* **Set exercise**
Copy the GitHub issue about the `usize` overflow in `num_tokens` word for word, in full.

`usize` overflow in `num_tokens` when completing a `Gen` with nonempty `stop_regex`

hudson-ai commented 2 months ago

When completing a Gen via stop_regex (I can't seem to reproduce when it's empty/completing with EOS), the final 'text' object in the progress list takes on a value of 2**64.

import json
from guidance.models._byte_tokenizer import ByteTokenizer
from guidance._grammar import Gen
from llguidance import LLInterpreter, LLTokenizer, TokenizerWrapper

g = Gen(body_regex=r".*", stop_regex=r"bar", max_tokens=10)

interp = LLInterpreter(
    LLTokenizer(TokenizerWrapper(ByteTokenizer())),
    json.dumps(g.ll_serialize())
)

s = "foobar"
i = 0
interp.process_prompt([])
while True:
    mask, resp = interp.mid_process()
    resp = json.loads(resp)
    print(resp)
    if resp["stop"]:
        break

    if mask is not None:
        tok = ord(s[i])

* **Source excerpt**
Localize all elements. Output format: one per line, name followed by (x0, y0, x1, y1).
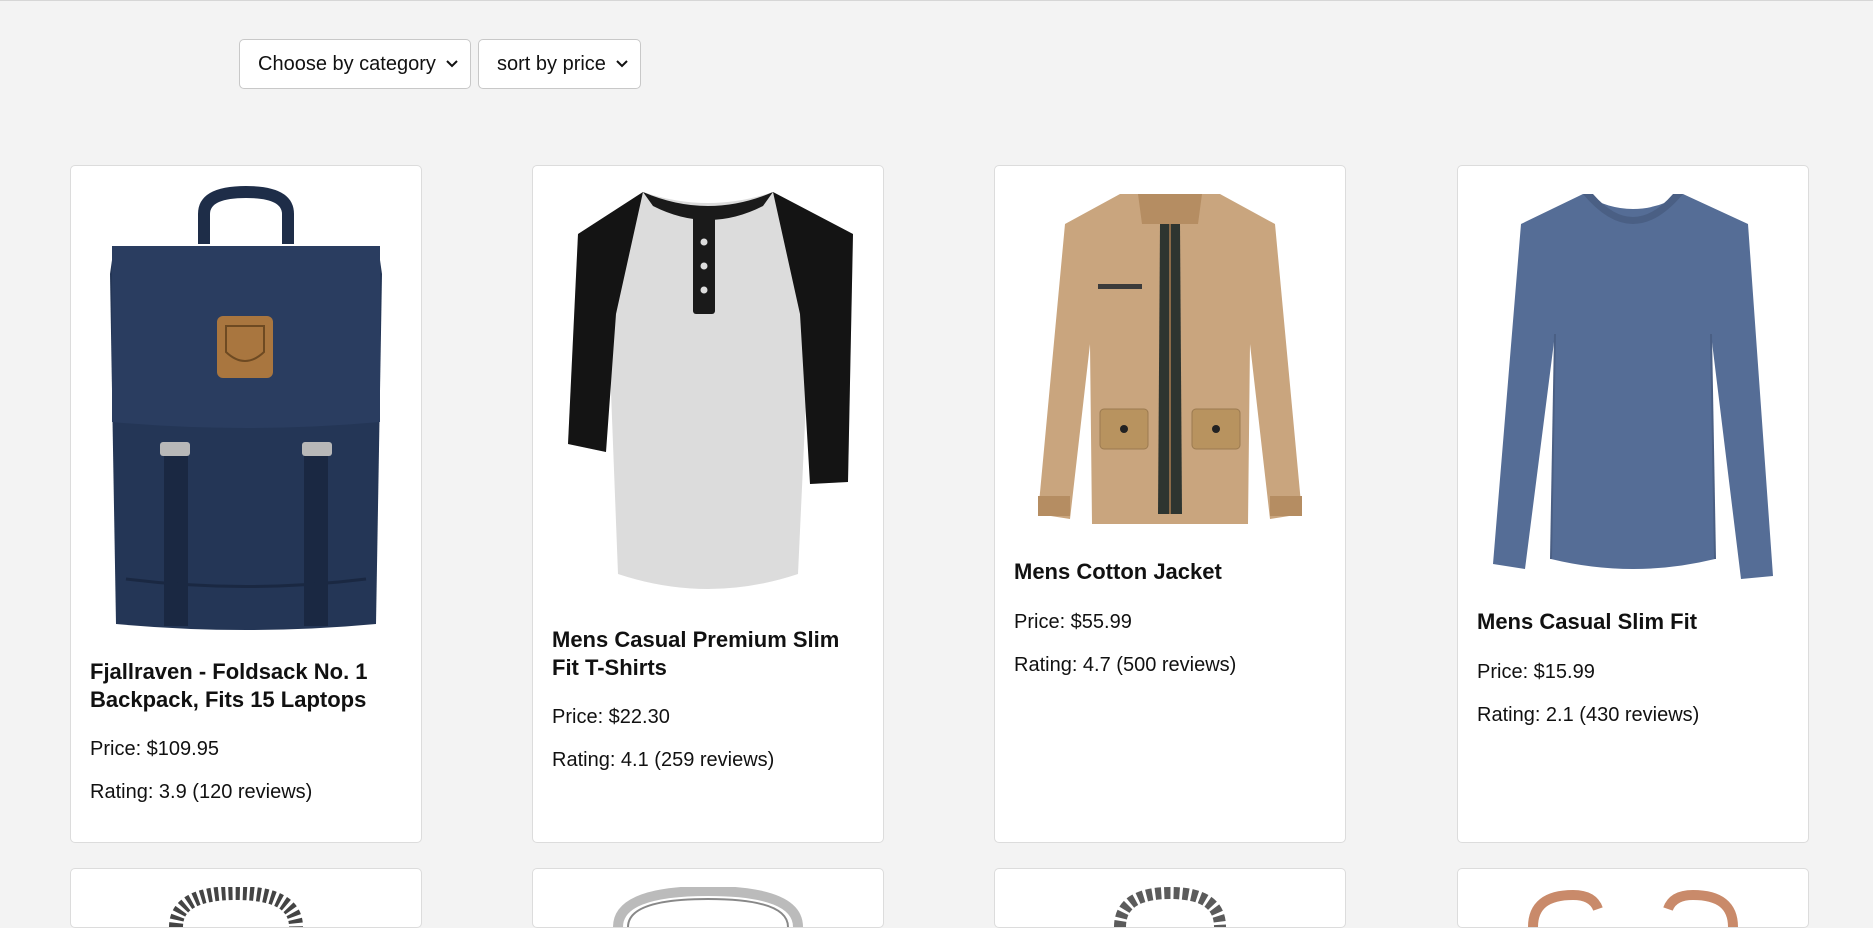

* **Reply to the exercise**
`usize` overflow in `num_tokens` when completing a `Gen` with nonempty `stop_regex`

hudson-ai commented 2 months ago

When completing a Gen via stop_regex (I can't seem to reproduce when it's empty/completing with EOS), the final 'text' object in the progress list takes on a value of 2**64.

import json
from guidance.models._byte_tokenizer import ByteTokenizer
from guidance._grammar import Gen
from llguidance import LLInterpreter, LLTokenizer, TokenizerWrapper

g = Gen(body_regex=r".*", stop_regex=r"bar", max_tokens=10)

interp = LLInterpreter(
    LLTokenizer(TokenizerWrapper(ByteTokenizer())),
    json.dumps(g.ll_serialize())
)

s = "foobar"
i = 0
interp.process_prompt([])
while True:
    mask, resp = interp.mid_process()
    resp = json.loads(resp)
    print(resp)
    if resp["stop"]:
        break

    if mask is not None:
        tok = ord(s[i])